*YOUR TASK*:
In the article about the Yale Corporation alumni fellow election, retype the passage starting with the words "When she served" and ending after the words "last until mid-May.".

*PASSAGE SHOWN*:
YaleNews

When she served on the board of trustees at a small liberal arts college in Boston, Kate Walsh ’77 SPH ’79 was a close confidante of the college president, a trusted adviser who offered financial guidance and helped plan major building projects.

“She was a very, very strong trustee,” said Tom Hynes, who chaired Emmanuel College’s board of trustees while Walsh was vice chair from 2012 to 2016. “She was always a sort of counsel to the president, giving her advice oftentimes by phone rather than in meetings.”

Now, Walsh is running for a soon-to-be-vacant alumni fellow position on the Yale Corporation in an election that will last until mid-May.

Yale released short biographies of Walsh and her opponent Roger Lee ’94 when polls opened on April 7. But beyond those brief sketches, many alumni know little about the candidates running for one of the six alumni fellow positions on Yale’s highest governing body. Last week, the University — which has a policy prohibiting candidates from campaigning in the alumni fellow election — intervened to prevent the News from holding endorsement interviews with Walsh and Lee.

*DATA PROVIDED*:
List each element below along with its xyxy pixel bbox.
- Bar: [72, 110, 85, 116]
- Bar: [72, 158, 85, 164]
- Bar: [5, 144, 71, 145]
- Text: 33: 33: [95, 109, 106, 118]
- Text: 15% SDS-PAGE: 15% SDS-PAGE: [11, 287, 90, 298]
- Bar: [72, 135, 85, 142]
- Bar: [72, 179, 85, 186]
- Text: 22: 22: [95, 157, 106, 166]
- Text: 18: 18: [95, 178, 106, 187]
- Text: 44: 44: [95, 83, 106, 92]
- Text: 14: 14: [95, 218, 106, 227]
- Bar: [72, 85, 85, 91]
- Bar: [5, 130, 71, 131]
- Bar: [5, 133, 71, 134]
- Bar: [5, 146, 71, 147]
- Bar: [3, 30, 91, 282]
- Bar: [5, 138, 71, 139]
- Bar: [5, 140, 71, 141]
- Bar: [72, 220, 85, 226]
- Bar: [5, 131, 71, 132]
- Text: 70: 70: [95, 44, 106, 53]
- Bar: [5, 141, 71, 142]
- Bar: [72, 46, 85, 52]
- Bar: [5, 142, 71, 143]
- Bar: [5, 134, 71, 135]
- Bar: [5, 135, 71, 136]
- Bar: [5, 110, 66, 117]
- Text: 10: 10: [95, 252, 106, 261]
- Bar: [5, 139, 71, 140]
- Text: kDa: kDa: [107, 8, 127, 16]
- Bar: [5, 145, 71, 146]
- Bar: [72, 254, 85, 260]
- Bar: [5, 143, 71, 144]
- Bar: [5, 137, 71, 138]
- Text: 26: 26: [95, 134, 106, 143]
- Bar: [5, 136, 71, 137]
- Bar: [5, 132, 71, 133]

*ANSWER SPACE*:
When she served on the board of trustees at a small liberal arts college in Boston, Kate Walsh ’77 SPH ’79 was a close confidante of the college president, a trusted adviser who offered financial guidance and helped plan major building projects.

“She was a very, very strong trustee,” said Tom Hynes, who chaired Emmanuel College’s board of trustees while Walsh was vice chair from 2012 to 2016. “She was always a sort of counsel to the president, giving her advice oftentimes by phone rather than in meetings.”

Now, Walsh is running for a soon-to-be-vacant alumni fellow position on the Yale Corporation in an election that will last until mid-May.